• [Set problem]:
Gather each line of the records where "SCORE" appears.

A run of records
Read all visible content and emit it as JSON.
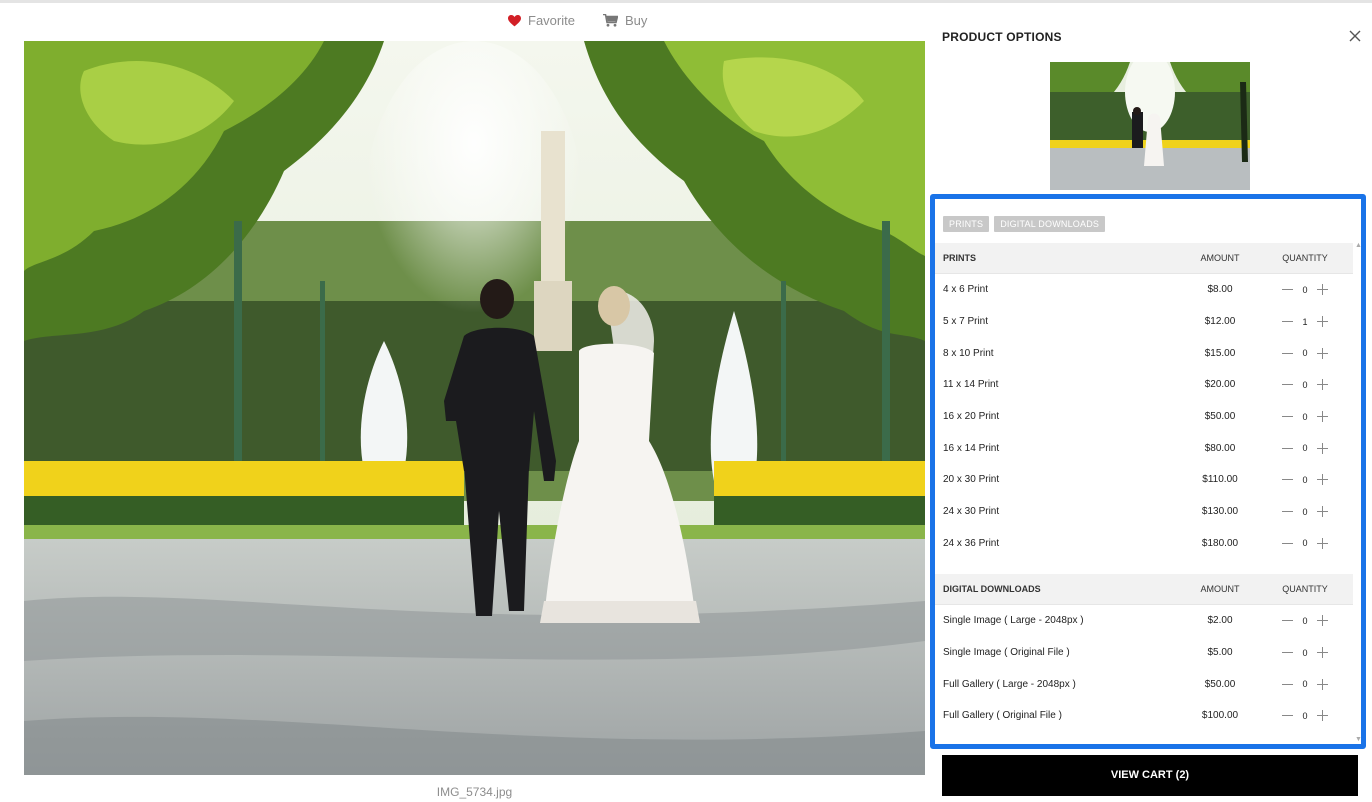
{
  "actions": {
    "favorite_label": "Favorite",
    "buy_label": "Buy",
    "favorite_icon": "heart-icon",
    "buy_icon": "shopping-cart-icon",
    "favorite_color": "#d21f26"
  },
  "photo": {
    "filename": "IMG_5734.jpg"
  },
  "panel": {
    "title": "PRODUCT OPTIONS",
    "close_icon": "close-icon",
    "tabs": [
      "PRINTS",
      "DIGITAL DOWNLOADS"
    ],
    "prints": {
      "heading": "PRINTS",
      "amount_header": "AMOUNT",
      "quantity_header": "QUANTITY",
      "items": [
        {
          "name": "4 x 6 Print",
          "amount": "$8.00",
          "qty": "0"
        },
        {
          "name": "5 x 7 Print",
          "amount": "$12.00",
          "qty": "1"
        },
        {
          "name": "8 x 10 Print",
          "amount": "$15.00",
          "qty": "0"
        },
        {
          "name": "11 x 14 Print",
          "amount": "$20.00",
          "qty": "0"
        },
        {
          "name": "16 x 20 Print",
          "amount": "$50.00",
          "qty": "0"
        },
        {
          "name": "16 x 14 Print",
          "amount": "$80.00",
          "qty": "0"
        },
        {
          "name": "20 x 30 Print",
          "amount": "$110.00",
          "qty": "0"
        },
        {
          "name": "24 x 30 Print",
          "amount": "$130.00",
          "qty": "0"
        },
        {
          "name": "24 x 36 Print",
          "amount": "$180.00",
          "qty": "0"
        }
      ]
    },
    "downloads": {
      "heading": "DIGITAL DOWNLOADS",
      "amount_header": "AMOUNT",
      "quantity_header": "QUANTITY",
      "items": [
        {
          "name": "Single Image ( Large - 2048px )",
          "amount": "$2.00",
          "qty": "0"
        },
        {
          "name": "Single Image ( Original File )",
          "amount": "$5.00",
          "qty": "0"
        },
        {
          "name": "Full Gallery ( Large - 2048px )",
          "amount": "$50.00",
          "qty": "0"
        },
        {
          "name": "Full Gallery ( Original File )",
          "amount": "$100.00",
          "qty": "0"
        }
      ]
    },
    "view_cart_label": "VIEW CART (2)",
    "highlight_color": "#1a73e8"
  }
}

---

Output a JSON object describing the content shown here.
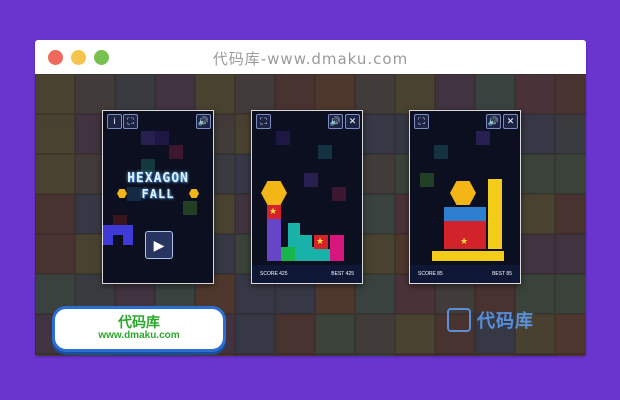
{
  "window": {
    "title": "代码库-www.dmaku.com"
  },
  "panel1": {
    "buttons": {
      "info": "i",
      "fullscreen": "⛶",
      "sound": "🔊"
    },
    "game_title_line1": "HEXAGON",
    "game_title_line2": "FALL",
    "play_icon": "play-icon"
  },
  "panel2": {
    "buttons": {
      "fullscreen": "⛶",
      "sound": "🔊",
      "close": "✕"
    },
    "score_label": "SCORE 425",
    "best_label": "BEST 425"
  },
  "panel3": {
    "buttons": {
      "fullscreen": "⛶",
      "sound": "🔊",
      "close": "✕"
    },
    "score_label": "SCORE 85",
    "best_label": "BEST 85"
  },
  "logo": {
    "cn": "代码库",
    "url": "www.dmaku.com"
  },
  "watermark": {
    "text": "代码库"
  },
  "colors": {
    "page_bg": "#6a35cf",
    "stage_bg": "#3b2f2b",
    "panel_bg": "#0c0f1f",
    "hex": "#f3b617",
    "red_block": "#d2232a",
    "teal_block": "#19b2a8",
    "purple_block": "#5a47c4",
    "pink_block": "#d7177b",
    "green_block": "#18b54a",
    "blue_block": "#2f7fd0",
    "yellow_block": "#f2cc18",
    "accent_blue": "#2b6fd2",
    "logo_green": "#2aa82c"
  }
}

• [Solution to this problem]:
    "score_label": "SCORE 425",
    "score_label": "SCORE 85",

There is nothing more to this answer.